## Task a
Find every line in the entries that contains the string "poem" and copy each of those lines.

## Passage to read
# <center>Extractive Text Summarization Using Python and Gensim</center>

__<center>by Tauno Tanilas - 2020</center>__

## 1. Introduction

__Main goals:__
- Create the user interface for input and output data.
- Create the summary of text the user has inserted in input field.
- Find the keywords of text the user has inserted in input field and by using these keywords extract sentences.
- Prior extracting stopwords and lemmatizing text, find top 10 words and display them in a bar chart.

__Implemented algorithms:__
- TextRank

__Main technological components:__
- Anaconda Jupyter Notebook - as for editing and running the notebook project.
- MyBinder - as for opening notebooks in an executable environment, making the code reproducible by anyone.
- Python 3.7.3 - as a programming language.
- Gensim 3.8.3 - as an open-source library for unsupervised topic modeling and natural language processing, using statistical machine learning.

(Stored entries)
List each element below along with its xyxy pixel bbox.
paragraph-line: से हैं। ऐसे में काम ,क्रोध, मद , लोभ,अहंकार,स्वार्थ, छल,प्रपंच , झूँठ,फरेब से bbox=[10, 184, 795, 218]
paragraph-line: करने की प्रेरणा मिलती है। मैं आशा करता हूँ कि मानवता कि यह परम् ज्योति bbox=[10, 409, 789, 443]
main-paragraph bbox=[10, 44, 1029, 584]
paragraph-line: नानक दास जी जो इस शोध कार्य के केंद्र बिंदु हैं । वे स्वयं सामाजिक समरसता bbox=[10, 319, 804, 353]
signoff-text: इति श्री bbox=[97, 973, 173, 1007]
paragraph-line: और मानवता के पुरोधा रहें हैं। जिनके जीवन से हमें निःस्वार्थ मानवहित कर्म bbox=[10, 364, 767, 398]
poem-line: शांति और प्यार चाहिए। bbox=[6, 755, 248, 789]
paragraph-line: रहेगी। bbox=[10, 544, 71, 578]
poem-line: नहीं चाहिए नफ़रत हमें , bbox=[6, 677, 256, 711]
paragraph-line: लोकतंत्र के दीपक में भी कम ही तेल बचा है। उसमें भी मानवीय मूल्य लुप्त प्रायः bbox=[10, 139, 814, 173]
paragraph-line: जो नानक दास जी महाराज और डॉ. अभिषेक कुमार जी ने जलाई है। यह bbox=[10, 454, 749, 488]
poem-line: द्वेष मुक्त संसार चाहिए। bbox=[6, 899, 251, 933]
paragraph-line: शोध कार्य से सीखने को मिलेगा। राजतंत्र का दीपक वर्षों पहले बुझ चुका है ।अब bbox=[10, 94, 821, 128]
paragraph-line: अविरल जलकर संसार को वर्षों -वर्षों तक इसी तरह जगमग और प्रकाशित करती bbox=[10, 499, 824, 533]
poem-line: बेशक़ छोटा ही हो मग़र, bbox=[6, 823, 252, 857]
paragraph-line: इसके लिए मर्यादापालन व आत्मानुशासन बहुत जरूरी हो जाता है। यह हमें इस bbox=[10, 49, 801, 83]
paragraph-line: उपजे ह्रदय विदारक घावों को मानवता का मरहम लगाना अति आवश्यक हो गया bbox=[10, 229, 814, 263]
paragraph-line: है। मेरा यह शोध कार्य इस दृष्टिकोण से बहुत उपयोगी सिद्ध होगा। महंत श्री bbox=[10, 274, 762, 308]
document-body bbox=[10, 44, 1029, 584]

## Task b
Which algorithm does the text summarization page list as implemented?

## Output a
poem-line: शांति और प्यार चाहिए। bbox=[6, 755, 248, 789]
poem-line: नहीं चाहिए नफ़रत हमें , bbox=[6, 677, 256, 711]
poem-line: द्वेष मुक्त संसार चाहिए। bbox=[6, 899, 251, 933]
poem-line: बेशक़ छोटा ही हो मग़र, bbox=[6, 823, 252, 857]

## Output b
TextRank